== Record set ==

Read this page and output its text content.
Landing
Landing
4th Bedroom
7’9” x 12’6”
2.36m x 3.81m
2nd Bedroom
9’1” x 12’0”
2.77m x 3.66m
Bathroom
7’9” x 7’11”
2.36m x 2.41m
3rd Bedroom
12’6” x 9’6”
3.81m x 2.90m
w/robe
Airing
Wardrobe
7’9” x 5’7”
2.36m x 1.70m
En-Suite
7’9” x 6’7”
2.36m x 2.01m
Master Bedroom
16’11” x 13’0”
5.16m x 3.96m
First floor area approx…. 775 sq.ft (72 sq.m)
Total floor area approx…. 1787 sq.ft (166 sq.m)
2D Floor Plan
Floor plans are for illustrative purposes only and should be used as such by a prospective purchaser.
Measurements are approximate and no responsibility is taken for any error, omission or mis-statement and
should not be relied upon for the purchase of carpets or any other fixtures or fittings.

===
== Record set ==

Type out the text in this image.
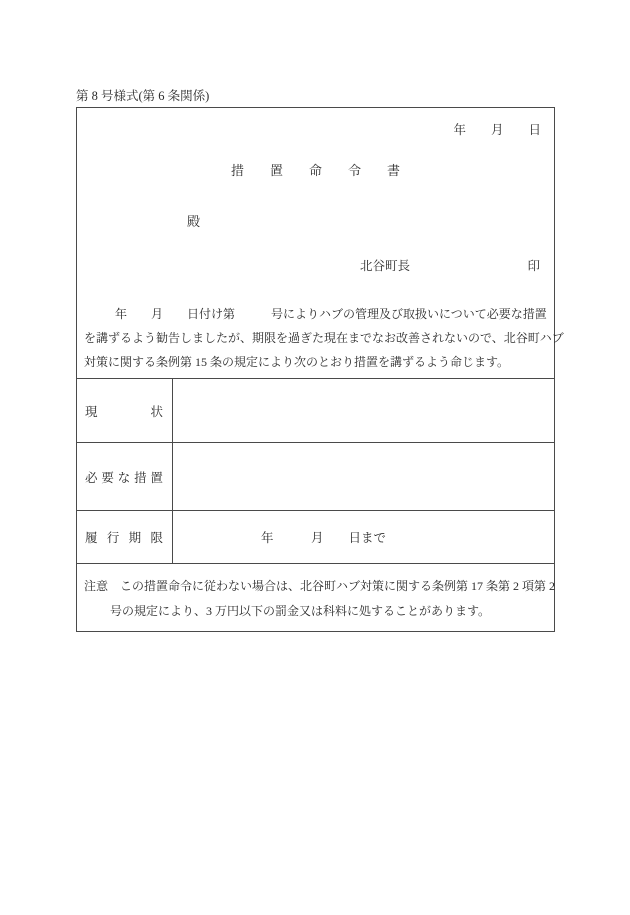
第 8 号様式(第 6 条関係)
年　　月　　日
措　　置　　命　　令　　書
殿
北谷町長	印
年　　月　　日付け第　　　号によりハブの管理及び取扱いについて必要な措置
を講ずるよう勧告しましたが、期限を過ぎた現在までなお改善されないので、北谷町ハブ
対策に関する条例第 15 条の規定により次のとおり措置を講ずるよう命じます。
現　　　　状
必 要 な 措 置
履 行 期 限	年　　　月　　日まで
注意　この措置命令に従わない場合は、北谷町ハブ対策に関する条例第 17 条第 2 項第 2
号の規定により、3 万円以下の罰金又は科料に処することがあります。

===

## Work to complete
Each line above that holds the string "this" should be copied and shown.

## Response to the task
Read this page and output its text content.
Type out the text in this image.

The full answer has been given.